Records that describe figures.
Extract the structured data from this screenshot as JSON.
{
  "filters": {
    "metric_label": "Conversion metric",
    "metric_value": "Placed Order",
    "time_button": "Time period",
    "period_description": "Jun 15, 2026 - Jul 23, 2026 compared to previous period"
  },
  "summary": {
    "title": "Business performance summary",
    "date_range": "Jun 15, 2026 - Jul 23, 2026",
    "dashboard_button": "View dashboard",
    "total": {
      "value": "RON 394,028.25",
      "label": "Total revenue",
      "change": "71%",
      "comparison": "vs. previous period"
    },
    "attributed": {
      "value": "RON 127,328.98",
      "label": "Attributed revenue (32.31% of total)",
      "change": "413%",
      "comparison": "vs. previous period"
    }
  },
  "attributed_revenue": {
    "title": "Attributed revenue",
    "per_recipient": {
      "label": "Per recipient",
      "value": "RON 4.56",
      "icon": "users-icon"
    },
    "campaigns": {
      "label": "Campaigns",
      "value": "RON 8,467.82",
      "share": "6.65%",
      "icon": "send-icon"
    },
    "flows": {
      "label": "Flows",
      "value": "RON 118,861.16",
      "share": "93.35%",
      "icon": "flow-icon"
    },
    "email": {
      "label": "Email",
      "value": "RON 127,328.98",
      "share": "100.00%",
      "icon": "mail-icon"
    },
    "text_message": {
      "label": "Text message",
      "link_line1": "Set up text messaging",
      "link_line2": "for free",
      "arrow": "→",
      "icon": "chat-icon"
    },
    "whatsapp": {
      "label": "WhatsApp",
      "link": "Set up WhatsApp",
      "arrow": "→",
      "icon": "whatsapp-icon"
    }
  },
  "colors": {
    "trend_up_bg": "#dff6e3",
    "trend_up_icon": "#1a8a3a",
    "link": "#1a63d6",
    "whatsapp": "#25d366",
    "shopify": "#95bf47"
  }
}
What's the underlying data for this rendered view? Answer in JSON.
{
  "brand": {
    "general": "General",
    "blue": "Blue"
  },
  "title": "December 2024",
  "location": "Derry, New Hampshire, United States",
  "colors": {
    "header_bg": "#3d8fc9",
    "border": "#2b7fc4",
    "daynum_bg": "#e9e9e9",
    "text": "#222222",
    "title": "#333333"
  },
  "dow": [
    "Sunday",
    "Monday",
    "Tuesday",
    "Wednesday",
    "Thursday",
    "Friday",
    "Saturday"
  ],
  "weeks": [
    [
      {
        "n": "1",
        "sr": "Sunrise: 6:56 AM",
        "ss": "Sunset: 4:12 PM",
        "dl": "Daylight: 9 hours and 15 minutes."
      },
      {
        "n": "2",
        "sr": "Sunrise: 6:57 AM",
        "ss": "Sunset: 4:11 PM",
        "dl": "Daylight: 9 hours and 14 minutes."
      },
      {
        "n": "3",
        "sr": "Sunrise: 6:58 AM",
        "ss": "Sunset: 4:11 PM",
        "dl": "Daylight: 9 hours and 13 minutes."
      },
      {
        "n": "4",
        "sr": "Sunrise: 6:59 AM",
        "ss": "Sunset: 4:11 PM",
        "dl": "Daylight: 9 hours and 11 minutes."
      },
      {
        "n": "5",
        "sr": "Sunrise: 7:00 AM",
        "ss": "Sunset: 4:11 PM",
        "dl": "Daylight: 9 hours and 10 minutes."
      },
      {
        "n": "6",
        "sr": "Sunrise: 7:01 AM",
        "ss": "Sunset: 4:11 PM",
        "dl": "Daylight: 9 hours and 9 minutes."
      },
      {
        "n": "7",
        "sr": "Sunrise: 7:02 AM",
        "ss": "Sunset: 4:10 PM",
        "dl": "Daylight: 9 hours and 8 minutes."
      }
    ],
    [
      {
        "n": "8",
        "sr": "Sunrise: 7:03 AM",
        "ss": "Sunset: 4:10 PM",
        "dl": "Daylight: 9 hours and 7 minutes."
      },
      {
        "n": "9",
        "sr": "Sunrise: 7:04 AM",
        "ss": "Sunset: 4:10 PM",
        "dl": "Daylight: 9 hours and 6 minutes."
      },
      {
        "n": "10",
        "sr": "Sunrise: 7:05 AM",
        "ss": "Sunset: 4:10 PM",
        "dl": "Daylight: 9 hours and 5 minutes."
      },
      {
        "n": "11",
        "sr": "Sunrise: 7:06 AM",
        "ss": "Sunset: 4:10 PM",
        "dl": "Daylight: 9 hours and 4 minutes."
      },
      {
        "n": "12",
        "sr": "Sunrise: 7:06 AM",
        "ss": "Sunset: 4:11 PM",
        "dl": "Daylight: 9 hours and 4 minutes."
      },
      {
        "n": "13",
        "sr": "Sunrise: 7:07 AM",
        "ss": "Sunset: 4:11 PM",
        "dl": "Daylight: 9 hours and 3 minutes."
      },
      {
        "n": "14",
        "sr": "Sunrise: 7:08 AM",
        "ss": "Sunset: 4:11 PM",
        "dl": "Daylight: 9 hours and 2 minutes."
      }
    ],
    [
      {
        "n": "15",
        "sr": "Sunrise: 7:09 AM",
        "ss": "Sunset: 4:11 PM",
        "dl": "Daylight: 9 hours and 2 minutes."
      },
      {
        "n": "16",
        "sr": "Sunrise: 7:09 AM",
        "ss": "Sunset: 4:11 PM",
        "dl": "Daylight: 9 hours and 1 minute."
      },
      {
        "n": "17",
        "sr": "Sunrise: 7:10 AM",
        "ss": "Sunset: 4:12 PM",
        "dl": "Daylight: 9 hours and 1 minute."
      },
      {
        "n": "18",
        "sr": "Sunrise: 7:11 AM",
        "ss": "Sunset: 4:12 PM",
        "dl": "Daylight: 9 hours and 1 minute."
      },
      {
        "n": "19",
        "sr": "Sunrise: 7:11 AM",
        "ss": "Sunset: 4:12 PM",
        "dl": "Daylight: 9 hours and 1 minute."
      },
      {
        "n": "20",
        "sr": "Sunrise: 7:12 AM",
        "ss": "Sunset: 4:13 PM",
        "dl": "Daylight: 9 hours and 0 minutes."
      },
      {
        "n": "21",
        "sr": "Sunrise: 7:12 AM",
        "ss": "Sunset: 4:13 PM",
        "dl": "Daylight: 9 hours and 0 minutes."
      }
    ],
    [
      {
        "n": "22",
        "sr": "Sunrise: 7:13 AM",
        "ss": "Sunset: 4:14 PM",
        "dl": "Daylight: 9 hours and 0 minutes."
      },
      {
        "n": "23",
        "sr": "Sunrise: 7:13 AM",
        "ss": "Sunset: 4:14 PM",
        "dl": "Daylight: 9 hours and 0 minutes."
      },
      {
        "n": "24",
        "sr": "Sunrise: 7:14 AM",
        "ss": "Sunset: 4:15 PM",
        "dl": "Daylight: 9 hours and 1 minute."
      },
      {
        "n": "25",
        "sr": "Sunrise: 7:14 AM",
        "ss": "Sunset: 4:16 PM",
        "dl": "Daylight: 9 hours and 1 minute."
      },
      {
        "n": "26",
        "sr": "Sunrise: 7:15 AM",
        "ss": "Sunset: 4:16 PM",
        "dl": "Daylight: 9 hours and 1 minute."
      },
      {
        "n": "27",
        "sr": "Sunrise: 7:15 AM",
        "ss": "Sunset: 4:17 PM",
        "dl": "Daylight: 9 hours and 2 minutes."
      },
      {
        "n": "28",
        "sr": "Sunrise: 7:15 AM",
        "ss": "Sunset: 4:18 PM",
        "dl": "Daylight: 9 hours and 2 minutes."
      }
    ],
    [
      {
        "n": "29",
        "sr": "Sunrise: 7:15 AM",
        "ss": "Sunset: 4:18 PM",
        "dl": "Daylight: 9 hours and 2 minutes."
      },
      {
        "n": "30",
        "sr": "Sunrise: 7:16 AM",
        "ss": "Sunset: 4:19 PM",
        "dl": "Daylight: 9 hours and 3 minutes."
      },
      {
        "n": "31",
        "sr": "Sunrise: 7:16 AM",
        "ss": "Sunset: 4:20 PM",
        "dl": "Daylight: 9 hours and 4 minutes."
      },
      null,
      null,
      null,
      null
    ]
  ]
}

SHORT EXERCISE.
Of the lines in this listing, report how many contain the string "data", and give the number only.

THE RESPONSE.
2